Excerpt from a dataset
##########
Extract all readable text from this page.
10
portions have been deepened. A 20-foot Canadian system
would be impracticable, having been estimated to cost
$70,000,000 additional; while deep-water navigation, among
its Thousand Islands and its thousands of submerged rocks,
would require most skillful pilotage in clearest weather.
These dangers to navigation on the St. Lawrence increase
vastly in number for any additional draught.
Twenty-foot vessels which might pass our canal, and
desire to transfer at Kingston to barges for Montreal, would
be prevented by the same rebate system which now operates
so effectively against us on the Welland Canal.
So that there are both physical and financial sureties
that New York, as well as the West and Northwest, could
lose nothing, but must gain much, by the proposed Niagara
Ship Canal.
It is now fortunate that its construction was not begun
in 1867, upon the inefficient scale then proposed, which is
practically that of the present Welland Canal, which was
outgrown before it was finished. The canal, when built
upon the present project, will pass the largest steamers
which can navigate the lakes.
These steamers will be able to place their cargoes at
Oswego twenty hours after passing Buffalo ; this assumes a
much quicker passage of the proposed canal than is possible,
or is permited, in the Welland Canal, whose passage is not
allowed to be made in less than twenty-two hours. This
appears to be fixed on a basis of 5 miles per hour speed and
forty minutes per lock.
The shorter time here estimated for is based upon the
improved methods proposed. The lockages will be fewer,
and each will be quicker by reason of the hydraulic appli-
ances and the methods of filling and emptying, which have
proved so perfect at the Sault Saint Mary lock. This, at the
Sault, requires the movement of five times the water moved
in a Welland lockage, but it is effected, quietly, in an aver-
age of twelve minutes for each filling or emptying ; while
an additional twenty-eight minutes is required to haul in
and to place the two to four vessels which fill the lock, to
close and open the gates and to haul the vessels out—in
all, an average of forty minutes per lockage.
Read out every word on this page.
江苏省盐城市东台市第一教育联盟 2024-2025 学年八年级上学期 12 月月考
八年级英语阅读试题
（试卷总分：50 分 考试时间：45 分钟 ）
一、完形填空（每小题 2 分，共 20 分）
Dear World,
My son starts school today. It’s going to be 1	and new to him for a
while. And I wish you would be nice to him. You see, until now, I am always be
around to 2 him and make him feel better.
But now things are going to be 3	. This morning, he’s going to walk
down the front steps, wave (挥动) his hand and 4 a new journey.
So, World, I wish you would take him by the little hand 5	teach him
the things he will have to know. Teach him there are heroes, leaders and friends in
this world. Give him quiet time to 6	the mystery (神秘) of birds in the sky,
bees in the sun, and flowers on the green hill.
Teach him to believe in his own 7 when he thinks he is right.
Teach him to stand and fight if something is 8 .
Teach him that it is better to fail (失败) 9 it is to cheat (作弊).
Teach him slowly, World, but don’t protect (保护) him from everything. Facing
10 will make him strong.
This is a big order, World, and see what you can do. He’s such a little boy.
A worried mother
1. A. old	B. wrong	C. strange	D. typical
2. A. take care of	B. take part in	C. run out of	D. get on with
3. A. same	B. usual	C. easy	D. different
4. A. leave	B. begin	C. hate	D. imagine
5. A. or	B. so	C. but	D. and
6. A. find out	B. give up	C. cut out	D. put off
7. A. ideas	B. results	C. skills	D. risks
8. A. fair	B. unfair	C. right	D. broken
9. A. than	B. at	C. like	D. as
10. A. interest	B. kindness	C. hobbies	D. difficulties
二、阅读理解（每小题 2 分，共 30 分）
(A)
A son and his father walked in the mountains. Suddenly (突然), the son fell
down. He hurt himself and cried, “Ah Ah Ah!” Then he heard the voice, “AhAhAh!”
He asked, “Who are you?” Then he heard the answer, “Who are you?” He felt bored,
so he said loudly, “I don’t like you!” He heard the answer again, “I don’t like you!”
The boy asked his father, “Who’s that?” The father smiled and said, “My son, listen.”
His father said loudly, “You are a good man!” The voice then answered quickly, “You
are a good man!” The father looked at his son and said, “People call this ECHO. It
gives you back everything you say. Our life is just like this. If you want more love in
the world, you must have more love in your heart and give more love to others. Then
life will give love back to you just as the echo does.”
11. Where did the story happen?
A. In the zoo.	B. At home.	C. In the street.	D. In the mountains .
##########
[What you should do]:
Copy each line above that contains the word "proposed".

[Solution for this problem]:
lose nothing, but must gain much, by the proposed Niagara
in 1867, upon the inefficient scale then proposed, which is
much quicker passage of the proposed canal than is possible,
improved methods proposed. The lockages will be fewer,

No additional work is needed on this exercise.